Records contained in a dataset

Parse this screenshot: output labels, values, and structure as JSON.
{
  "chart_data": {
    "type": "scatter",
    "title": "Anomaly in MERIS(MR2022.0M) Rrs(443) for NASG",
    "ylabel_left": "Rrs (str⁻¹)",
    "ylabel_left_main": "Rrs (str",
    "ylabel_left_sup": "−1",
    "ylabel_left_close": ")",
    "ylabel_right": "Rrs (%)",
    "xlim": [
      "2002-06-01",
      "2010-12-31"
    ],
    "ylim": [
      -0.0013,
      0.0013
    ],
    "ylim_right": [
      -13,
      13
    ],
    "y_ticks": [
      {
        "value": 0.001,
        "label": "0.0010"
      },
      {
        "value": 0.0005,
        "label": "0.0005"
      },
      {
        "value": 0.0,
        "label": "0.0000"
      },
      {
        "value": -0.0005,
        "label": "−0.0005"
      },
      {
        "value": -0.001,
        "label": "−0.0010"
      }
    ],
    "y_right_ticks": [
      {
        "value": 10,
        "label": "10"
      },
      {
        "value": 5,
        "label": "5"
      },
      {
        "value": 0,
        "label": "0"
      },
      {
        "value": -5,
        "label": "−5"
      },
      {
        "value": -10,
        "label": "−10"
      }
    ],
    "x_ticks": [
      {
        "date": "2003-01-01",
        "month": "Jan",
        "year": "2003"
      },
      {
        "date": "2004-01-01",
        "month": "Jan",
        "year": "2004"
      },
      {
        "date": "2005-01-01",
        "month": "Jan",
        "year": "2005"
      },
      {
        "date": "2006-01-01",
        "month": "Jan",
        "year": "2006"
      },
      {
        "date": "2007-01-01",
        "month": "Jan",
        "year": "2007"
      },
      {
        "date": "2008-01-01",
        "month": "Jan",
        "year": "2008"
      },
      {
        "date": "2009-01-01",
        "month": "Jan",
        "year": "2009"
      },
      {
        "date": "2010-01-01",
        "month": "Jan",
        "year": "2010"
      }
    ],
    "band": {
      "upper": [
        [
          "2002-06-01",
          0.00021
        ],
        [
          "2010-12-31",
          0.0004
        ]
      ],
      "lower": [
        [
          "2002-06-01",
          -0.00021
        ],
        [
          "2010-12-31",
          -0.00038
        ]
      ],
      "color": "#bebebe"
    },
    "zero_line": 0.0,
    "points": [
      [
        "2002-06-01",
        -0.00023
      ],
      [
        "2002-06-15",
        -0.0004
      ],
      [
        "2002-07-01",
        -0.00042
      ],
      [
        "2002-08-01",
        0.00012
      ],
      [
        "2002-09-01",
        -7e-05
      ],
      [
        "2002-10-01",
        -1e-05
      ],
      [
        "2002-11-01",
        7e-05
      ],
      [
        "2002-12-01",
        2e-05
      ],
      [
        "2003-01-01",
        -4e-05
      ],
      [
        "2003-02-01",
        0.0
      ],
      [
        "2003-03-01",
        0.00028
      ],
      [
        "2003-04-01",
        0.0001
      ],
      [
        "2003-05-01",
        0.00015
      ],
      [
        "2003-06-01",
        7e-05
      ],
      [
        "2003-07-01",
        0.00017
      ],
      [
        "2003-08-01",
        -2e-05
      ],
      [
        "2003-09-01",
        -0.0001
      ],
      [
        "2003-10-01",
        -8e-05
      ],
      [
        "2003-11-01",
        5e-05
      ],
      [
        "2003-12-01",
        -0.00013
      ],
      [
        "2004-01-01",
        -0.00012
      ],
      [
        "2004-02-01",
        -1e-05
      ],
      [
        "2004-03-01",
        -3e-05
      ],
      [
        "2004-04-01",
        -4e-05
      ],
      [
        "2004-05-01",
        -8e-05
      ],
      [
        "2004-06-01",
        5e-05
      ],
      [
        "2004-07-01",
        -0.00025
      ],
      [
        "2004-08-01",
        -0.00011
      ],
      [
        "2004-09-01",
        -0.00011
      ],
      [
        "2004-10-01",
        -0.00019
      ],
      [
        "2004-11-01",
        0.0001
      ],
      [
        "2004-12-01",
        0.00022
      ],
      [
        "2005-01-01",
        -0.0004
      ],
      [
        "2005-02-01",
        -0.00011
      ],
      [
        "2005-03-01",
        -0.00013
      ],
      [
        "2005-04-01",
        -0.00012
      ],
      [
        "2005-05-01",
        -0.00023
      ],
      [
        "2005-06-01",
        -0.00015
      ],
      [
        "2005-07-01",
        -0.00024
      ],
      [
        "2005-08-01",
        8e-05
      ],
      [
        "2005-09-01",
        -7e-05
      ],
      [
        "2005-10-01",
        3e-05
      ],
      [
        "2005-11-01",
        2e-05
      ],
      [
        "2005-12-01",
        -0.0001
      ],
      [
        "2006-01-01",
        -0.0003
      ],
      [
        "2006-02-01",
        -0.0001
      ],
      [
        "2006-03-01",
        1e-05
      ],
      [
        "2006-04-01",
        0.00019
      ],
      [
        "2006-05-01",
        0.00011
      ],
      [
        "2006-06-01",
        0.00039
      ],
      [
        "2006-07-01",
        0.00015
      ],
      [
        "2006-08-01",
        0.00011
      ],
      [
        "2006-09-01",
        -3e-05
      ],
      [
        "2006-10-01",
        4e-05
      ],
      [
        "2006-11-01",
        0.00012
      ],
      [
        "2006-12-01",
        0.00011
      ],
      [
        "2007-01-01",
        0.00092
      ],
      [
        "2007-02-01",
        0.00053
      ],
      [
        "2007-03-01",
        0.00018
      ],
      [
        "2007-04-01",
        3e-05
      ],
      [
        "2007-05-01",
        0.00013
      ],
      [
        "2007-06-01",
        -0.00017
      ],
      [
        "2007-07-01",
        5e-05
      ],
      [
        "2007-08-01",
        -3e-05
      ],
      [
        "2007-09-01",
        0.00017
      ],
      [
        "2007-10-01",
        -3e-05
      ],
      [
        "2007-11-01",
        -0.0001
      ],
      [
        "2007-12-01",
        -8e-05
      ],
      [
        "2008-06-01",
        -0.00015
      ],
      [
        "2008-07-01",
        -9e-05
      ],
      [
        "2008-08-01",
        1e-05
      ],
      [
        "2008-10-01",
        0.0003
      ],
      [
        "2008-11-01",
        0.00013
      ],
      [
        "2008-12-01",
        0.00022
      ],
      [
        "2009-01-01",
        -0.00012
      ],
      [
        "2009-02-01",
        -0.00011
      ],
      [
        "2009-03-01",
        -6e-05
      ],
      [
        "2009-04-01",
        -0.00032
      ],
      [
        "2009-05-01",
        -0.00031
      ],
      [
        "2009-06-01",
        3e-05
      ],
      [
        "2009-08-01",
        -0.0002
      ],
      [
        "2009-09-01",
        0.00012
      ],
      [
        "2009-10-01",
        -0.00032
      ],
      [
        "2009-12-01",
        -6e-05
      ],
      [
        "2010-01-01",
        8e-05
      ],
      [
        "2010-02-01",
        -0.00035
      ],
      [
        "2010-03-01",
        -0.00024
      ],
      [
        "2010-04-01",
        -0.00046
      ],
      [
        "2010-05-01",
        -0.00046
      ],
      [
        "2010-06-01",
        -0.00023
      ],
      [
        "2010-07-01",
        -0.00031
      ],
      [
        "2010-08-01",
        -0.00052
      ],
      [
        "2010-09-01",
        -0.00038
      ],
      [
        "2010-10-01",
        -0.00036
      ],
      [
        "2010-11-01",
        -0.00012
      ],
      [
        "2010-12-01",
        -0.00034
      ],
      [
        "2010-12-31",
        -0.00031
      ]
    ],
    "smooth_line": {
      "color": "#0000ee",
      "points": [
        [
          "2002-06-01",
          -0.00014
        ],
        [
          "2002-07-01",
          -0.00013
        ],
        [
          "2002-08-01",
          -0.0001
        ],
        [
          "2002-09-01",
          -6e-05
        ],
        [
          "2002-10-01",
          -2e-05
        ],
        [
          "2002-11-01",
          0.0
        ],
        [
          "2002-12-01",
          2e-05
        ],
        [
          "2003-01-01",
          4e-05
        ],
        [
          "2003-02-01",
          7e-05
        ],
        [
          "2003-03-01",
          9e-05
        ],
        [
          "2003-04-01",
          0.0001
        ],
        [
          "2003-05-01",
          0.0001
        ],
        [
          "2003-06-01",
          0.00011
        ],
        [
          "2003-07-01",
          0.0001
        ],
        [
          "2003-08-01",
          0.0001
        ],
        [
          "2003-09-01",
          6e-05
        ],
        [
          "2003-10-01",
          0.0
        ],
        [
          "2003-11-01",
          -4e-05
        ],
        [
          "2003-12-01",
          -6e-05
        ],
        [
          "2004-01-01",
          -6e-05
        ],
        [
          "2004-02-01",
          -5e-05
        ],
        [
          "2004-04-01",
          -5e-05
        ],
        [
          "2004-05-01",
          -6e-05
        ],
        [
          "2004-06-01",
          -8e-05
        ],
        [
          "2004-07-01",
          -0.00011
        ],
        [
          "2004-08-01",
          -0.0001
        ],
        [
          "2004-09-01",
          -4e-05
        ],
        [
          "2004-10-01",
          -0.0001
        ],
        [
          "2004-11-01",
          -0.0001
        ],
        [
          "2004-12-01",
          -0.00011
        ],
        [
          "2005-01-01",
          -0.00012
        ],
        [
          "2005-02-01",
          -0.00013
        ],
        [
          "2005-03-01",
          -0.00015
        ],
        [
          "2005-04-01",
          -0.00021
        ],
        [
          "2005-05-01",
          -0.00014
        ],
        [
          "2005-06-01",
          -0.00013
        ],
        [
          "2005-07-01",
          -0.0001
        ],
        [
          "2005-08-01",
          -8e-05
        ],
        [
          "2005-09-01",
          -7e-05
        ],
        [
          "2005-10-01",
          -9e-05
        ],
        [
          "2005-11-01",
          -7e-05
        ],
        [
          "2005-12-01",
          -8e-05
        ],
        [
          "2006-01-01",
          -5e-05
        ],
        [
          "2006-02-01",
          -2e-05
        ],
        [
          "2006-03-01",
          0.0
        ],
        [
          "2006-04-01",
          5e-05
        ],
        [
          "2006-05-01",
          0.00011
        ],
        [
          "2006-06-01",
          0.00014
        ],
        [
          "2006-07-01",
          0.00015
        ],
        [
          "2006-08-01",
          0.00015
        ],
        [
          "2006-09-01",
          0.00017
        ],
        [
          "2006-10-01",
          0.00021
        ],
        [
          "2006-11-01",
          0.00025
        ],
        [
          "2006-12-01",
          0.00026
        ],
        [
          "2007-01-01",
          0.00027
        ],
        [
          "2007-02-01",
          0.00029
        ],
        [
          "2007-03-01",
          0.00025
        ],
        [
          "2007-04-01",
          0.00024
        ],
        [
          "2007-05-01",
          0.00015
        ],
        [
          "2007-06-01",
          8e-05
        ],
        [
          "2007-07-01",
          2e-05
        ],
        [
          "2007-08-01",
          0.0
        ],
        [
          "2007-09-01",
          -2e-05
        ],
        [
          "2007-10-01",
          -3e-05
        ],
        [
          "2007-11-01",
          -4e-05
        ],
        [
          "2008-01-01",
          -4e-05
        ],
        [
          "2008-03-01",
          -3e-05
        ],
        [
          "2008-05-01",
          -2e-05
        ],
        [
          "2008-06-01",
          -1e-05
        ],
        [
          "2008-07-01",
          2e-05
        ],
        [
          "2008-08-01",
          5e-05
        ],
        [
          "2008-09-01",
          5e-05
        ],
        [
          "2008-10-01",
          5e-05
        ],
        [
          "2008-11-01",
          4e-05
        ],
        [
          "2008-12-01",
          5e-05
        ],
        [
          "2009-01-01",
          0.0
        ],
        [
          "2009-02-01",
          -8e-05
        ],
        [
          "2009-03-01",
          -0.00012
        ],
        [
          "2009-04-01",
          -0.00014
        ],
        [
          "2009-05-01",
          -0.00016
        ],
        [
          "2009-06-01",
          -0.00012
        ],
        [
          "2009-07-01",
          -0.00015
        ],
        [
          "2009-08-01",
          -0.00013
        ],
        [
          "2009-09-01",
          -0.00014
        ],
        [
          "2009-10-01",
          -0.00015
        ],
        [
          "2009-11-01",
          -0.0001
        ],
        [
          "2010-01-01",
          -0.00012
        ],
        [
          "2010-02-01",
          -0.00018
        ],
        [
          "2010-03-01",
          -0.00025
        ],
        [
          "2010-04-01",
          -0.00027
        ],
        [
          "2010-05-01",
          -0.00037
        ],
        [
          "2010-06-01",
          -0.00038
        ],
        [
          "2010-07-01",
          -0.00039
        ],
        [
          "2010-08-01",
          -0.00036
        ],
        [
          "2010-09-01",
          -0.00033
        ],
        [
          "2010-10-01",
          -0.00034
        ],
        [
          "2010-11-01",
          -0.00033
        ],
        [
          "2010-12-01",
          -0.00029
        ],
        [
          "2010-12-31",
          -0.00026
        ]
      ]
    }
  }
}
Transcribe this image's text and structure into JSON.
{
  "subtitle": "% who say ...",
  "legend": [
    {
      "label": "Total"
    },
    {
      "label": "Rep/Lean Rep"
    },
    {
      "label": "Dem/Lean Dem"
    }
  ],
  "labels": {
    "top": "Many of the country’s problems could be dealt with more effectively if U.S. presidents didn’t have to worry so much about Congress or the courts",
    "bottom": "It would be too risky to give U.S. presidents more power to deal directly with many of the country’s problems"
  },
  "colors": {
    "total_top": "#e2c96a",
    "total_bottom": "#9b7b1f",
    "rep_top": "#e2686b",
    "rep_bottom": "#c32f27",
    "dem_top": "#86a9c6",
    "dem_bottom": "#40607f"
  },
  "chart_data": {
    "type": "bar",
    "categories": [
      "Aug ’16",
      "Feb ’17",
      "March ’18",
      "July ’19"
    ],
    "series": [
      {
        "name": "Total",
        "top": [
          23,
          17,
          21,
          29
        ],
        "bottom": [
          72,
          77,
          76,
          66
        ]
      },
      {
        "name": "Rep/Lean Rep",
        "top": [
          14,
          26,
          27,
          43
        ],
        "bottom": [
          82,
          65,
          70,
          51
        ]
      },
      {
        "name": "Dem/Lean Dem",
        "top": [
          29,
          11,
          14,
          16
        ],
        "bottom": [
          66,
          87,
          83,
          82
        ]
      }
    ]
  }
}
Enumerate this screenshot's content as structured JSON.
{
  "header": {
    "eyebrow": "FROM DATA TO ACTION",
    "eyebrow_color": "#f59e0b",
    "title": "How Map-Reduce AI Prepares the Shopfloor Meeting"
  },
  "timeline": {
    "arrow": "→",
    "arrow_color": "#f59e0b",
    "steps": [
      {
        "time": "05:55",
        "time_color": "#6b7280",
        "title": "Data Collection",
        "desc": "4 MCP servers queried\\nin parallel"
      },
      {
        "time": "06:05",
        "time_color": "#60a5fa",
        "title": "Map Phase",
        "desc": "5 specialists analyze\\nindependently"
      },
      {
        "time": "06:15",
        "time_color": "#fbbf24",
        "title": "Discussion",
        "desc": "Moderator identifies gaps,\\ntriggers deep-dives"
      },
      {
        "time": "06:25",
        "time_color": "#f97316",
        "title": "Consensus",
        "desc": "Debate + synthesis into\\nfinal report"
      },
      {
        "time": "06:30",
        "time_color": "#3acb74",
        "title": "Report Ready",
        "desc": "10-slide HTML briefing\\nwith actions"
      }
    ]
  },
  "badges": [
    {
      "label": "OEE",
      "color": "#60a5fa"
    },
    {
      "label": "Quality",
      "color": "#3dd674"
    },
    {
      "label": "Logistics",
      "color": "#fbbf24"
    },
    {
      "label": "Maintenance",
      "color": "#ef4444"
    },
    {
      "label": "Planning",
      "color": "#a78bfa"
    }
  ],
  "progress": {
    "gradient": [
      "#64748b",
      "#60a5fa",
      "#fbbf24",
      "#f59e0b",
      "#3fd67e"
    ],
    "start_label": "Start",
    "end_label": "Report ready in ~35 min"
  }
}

- [Given task]
Copy out each line that contains the word "date".

- [Solution to this exercise]
        "date": "2003-01-01",
        "date": "2004-01-01",
        "date": "2005-01-01",
        "date": "2006-01-01",
        "date": "2007-01-01",
        "date": "2008-01-01",
        "date": "2009-01-01",
        "date": "2010-01-01",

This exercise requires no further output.